> [REQUIRED ACTION]:
Where in the data does the word "gibt" appear? Find those lines and copy them.

Content starts

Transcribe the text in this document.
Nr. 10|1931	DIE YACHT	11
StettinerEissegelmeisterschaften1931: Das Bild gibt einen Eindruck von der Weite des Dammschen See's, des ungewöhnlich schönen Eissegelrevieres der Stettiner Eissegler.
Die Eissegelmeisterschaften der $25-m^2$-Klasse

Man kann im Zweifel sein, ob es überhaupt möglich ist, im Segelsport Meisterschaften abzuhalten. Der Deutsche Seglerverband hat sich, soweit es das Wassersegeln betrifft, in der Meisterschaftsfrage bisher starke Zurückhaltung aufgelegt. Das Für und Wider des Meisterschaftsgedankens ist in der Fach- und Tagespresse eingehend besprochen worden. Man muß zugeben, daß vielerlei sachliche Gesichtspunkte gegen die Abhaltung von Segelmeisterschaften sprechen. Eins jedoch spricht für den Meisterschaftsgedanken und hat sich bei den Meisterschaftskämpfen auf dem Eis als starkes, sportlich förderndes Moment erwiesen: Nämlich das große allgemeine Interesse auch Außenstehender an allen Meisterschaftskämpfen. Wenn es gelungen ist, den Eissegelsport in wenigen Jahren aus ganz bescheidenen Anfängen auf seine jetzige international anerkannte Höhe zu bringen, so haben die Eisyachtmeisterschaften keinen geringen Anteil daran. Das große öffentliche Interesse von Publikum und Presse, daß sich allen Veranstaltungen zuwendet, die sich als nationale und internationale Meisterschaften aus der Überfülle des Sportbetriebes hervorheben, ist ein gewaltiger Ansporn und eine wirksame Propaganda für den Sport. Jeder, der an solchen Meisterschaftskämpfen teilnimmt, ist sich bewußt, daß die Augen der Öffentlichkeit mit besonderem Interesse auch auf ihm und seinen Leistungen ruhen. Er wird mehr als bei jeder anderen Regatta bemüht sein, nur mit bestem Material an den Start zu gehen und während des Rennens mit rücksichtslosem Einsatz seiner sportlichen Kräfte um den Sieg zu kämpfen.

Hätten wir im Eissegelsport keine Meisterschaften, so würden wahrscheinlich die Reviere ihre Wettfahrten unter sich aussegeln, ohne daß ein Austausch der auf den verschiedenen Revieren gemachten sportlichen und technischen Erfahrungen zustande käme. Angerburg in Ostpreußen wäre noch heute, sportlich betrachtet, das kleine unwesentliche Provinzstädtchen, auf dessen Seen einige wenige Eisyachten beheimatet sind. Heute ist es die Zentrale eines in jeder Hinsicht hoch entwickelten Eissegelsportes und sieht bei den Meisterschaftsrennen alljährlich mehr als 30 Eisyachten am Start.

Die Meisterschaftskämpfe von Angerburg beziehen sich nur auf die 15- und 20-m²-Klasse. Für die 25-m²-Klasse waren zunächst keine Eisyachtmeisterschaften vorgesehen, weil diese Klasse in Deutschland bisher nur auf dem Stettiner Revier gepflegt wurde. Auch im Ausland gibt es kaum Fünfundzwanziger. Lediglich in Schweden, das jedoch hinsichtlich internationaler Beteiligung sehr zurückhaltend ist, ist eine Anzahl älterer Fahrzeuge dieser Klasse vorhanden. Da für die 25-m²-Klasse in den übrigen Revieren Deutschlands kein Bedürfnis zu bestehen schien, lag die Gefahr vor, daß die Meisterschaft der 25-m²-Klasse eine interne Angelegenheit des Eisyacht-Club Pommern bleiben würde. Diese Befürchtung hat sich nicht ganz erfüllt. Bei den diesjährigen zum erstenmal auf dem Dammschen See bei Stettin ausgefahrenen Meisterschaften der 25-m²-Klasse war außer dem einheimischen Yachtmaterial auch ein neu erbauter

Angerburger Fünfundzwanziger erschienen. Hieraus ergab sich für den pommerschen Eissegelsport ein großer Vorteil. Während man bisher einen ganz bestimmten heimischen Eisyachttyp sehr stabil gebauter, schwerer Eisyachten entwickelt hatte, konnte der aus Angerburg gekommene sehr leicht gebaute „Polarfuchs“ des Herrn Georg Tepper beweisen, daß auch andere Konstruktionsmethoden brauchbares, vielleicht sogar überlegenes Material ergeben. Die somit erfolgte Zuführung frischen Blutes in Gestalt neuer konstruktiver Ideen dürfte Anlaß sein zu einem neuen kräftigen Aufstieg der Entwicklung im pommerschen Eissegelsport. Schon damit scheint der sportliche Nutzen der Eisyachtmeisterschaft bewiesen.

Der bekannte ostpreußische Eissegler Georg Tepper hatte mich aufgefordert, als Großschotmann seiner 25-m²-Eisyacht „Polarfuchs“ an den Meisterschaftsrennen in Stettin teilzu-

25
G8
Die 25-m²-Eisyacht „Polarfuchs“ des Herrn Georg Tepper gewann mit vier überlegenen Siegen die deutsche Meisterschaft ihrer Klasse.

Content ends

> [ANSWER]:
StettinerEissegelmeisterschaften1931: Das Bild gibt einen Eindruck von der Weite des Dammschen See's, des ungewöhnlich schönen Eissegelrevieres der Stettiner Eissegler.
Die Meisterschaftskämpfe von Angerburg beziehen sich nur auf die 15- und 20-m²-Klasse. Für die 25-m²-Klasse waren zunächst keine Eisyachtmeisterschaften vorgesehen, weil diese Klasse in Deutschland bisher nur auf dem Stettiner Revier gepflegt wurde. Auch im Ausland gibt es kaum Fünfundzwanziger. Lediglich in Schweden, das jedoch hinsichtlich internationaler Beteiligung sehr zurückhaltend ist, ist eine Anzahl älterer Fahrzeuge dieser Klasse vorhanden. Da für die 25-m²-Klasse in den übrigen Revieren Deutschlands kein Bedürfnis zu bestehen schien, lag die Gefahr vor, daß die Meisterschaft der 25-m²-Klasse eine interne Angelegenheit des Eisyacht-Club Pommern bleiben würde. Diese Befürchtung hat sich nicht ganz erfüllt. Bei den diesjährigen zum erstenmal auf dem Dammschen See bei Stettin ausgefahrenen Meisterschaften der 25-m²-Klasse war außer dem einheimischen Yachtmaterial auch ein neu erbauter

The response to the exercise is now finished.